**Problem to solve:** Repeat the listing that follows, character for character, minus the pictures.

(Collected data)

· · · · ·

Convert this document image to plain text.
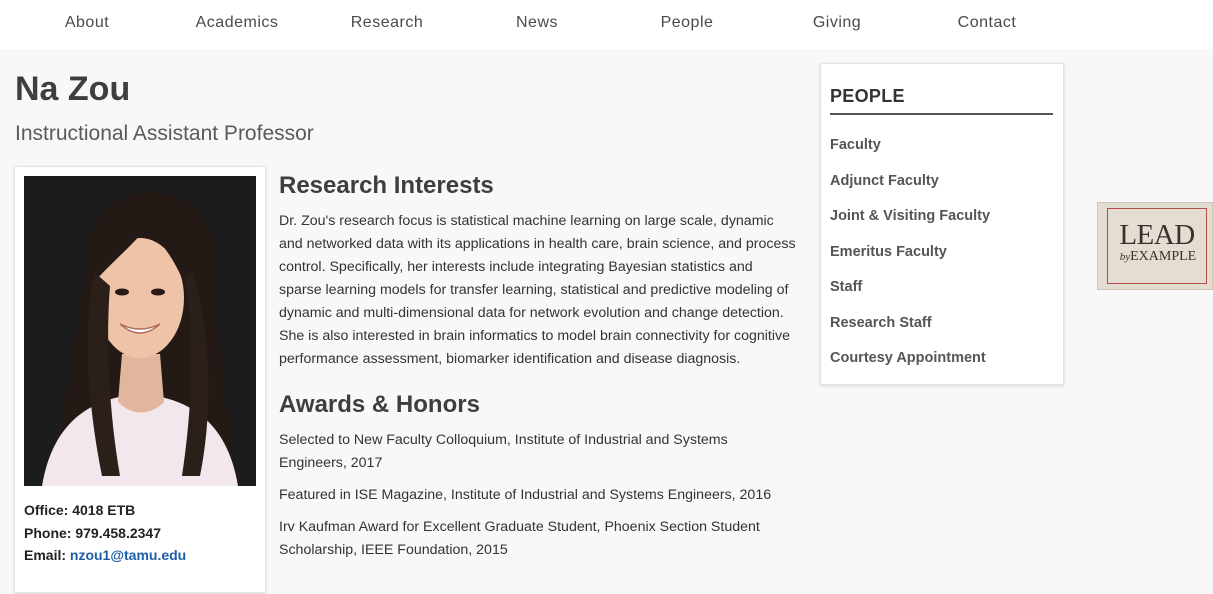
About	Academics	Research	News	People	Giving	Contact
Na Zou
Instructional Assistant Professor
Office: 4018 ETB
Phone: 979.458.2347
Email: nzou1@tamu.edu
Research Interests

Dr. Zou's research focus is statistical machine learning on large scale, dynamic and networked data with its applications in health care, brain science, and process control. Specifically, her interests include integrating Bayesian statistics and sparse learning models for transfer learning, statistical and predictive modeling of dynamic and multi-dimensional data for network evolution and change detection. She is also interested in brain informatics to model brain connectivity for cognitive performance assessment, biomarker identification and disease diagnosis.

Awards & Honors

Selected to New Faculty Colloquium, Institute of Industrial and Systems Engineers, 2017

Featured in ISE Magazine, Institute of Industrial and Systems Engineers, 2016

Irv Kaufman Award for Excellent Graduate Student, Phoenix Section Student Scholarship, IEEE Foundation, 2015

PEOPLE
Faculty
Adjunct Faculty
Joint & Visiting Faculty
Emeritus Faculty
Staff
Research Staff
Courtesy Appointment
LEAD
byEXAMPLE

· · · · ·

**Finished answer:**
Convert this document image to plain text.
About	Academics	Research	News	People	Giving	Contact
Na Zou
Instructional Assistant Professor
Office: 4018 ETB
Phone: 979.458.2347
Email: nzou1@tamu.edu
Research Interests

Dr. Zou's research focus is statistical machine learning on large scale, dynamic and networked data with its applications in health care, brain science, and process control. Specifically, her interests include integrating Bayesian statistics and sparse learning models for transfer learning, statistical and predictive modeling of dynamic and multi-dimensional data for network evolution and change detection. She is also interested in brain informatics to model brain connectivity for cognitive performance assessment, biomarker identification and disease diagnosis.

Awards & Honors

Selected to New Faculty Colloquium, Institute of Industrial and Systems Engineers, 2017

Featured in ISE Magazine, Institute of Industrial and Systems Engineers, 2016

Irv Kaufman Award for Excellent Graduate Student, Phoenix Section Student Scholarship, IEEE Foundation, 2015

PEOPLE
Faculty
Adjunct Faculty
Joint & Visiting Faculty
Emeritus Faculty
Staff
Research Staff
Courtesy Appointment
LEAD
byEXAMPLE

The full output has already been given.